• What you should do: In the material below, copy out everything from the line containing "y-tick-label: -3% bbox=[416, 734, 438, 748]" down to the line containing "tab-2023[interactable]: 2023 bbox=[707, 265, 735, 279]", both included, keeping each line unchanged.

(Visual layout annotation data)
§
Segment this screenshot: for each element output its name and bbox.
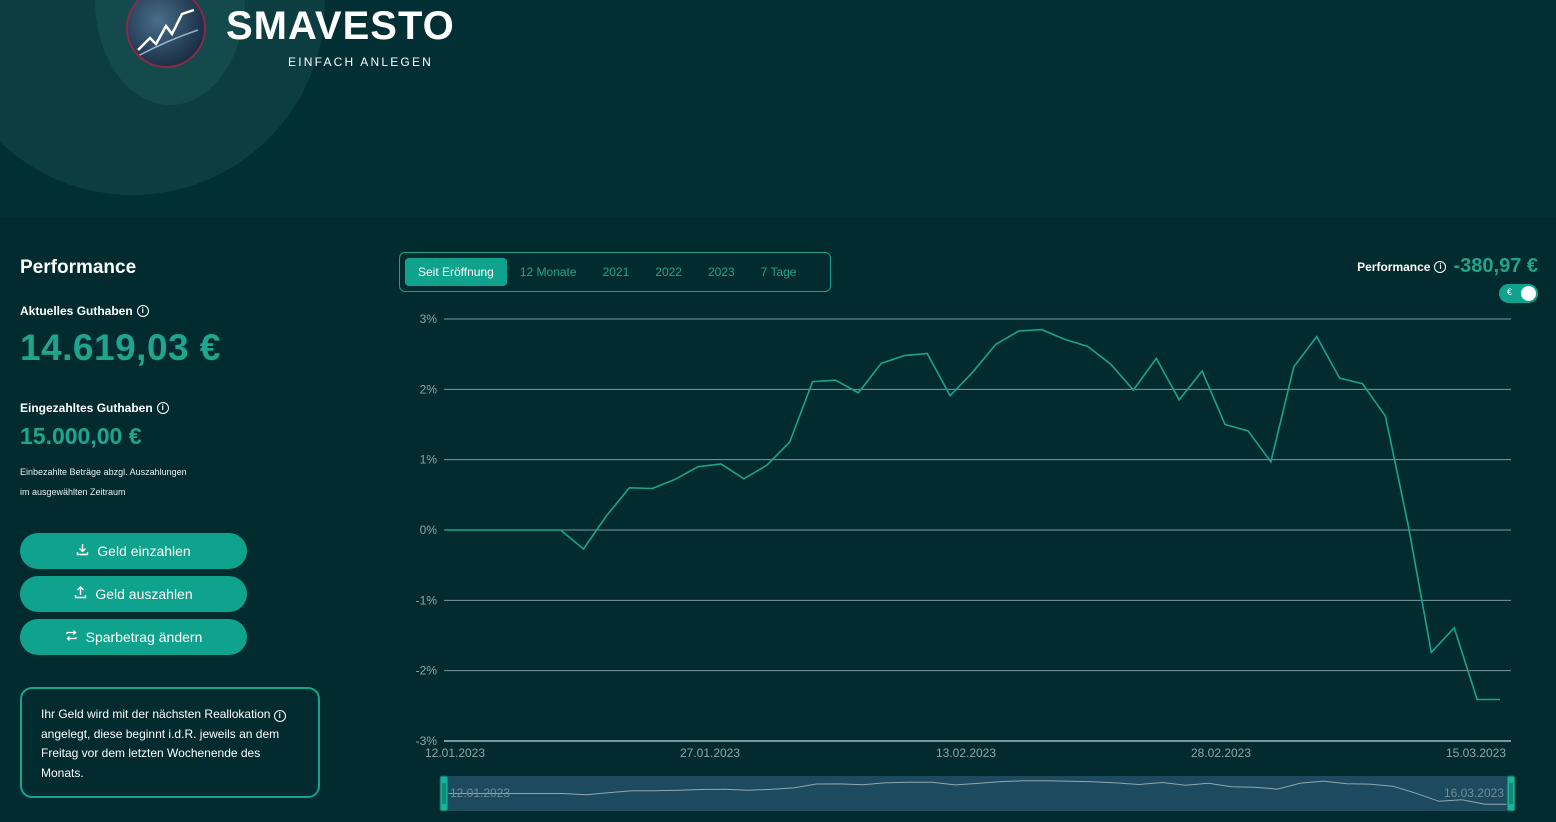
y-tick-label: -3% bbox=[416, 734, 438, 748]
x-tick-label: 13.02.2023 bbox=[936, 746, 996, 760]
x-tick-label: 12.01.2023 bbox=[425, 746, 485, 760]
performance-value: -380,97 € bbox=[1453, 255, 1538, 277]
deposited-label: Eingezahltes Guthaben i bbox=[20, 401, 169, 415]
deposit-note-line-2: im ausgewählten Zeitraum bbox=[20, 487, 126, 497]
withdraw-button-label: Geld auszahlen bbox=[95, 586, 193, 602]
toggle-label: € bbox=[1507, 287, 1513, 297]
tab-2023[interactable]: 2023 bbox=[707, 265, 735, 279]
reallocation-info-text-1: Ihr Geld wird mit der nächsten Reallokat… bbox=[41, 707, 271, 721]
tab-since-opening[interactable]: Seit Eröffnung bbox=[405, 258, 507, 286]
info-icon[interactable]: i bbox=[1434, 260, 1447, 273]
savings-rate-button[interactable]: Sparbetrag ändern bbox=[20, 619, 247, 655]
navigator-line bbox=[448, 780, 1508, 805]
info-icon[interactable]: i bbox=[136, 305, 149, 317]
x-tick-label: 27.01.2023 bbox=[680, 746, 740, 760]
tab-2022[interactable]: 2022 bbox=[655, 265, 682, 279]
y-tick-label: -2% bbox=[416, 664, 438, 678]
reallocation-info-text-2: angelegt, diese beginnt i.d.R. jeweils a… bbox=[41, 726, 280, 780]
brand-logo[interactable]: SMAVESTO EINFACH ANLEGEN bbox=[126, 0, 466, 78]
logo-chart-icon bbox=[126, 0, 206, 68]
y-axis-labels: 3% 2% 1% 0% -1% -2% -3% bbox=[416, 312, 438, 748]
deposited-label-text: Eingezahltes Guthaben bbox=[20, 401, 153, 415]
performance-summary: Performance i -380,97 € bbox=[1357, 255, 1538, 278]
tab-7-days[interactable]: 7 Tage bbox=[760, 265, 797, 279]
deposit-button-label: Geld einzahlen bbox=[97, 543, 191, 559]
period-tabs: Seit Eröffnung 12 Monate 2021 2022 2023 … bbox=[399, 252, 831, 292]
x-axis-labels: 12.01.2023 27.01.2023 13.02.2023 28.02.2023… bbox=[425, 746, 1506, 760]
x-tick-label: 15.03.2023 bbox=[1446, 746, 1506, 760]
chart-grid bbox=[444, 318, 1511, 742]
performance-line bbox=[446, 328, 1500, 701]
currency-toggle[interactable]: € bbox=[1499, 284, 1538, 303]
tab-12-months[interactable]: 12 Monate bbox=[519, 265, 577, 279]
current-balance-value: 14.619,03 € bbox=[20, 327, 221, 368]
deposited-value: 15.000,00 € bbox=[20, 423, 142, 449]
brand-name: SMAVESTO bbox=[226, 4, 455, 48]
download-icon bbox=[76, 543, 89, 559]
repeat-icon bbox=[65, 629, 78, 645]
info-icon[interactable]: i bbox=[273, 710, 286, 722]
upload-icon bbox=[74, 586, 87, 602]
y-tick-label: 1% bbox=[420, 453, 438, 467]
y-tick-label: 2% bbox=[420, 382, 438, 396]
x-tick-label: 28.02.2023 bbox=[1191, 746, 1251, 760]
chart-navigator[interactable]: 12.01.2023 16.03.2023 bbox=[439, 775, 1516, 812]
savings-rate-button-label: Sparbetrag ändern bbox=[85, 629, 203, 645]
current-balance-label-text: Aktuelles Guthaben bbox=[20, 304, 133, 318]
reallocation-info-box: Ihr Geld wird mit der nächsten Reallokat… bbox=[20, 687, 320, 798]
info-icon[interactable]: i bbox=[156, 402, 169, 414]
header-banner: SMAVESTO EINFACH ANLEGEN bbox=[0, 0, 1556, 217]
navigator-right-handle[interactable] bbox=[1506, 775, 1516, 812]
brand-tagline: EINFACH ANLEGEN bbox=[288, 55, 434, 69]
y-tick-label: 0% bbox=[420, 523, 438, 537]
y-tick-label: -1% bbox=[416, 593, 438, 607]
navigator-end-label: 16.03.2023 bbox=[1444, 786, 1504, 800]
current-balance-label: Aktuelles Guthaben i bbox=[20, 304, 149, 318]
withdraw-button[interactable]: Geld auszahlen bbox=[20, 576, 247, 612]
navigator-left-handle[interactable] bbox=[439, 775, 449, 812]
deposit-button[interactable]: Geld einzahlen bbox=[20, 533, 247, 569]
navigator-start-label: 12.01.2023 bbox=[450, 786, 510, 800]
performance-label: Performance bbox=[1357, 259, 1431, 274]
y-tick-label: 3% bbox=[420, 312, 438, 326]
tab-2021[interactable]: 2021 bbox=[602, 265, 630, 279]
deposit-note-line-1: Einbezahlte Beträge abzgl. Auszahlungen bbox=[20, 467, 187, 477]
page-title: Performance bbox=[20, 257, 137, 278]
toggle-knob bbox=[1521, 286, 1536, 301]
§
• Exercise response:
y-tick-label: -3% bbox=[416, 734, 438, 748]
x-tick-label: 13.02.2023 bbox=[936, 746, 996, 760]
x-tick-label: 12.01.2023 bbox=[425, 746, 485, 760]
performance-value: -380,97 € bbox=[1453, 255, 1538, 277]
deposited-label: Eingezahltes Guthaben i bbox=[20, 401, 169, 415]
deposit-note-line-2: im ausgewählten Zeitraum bbox=[20, 487, 126, 497]
withdraw-button-label: Geld auszahlen bbox=[95, 586, 193, 602]
toggle-label: € bbox=[1507, 287, 1513, 297]
tab-2023[interactable]: 2023 bbox=[707, 265, 735, 279]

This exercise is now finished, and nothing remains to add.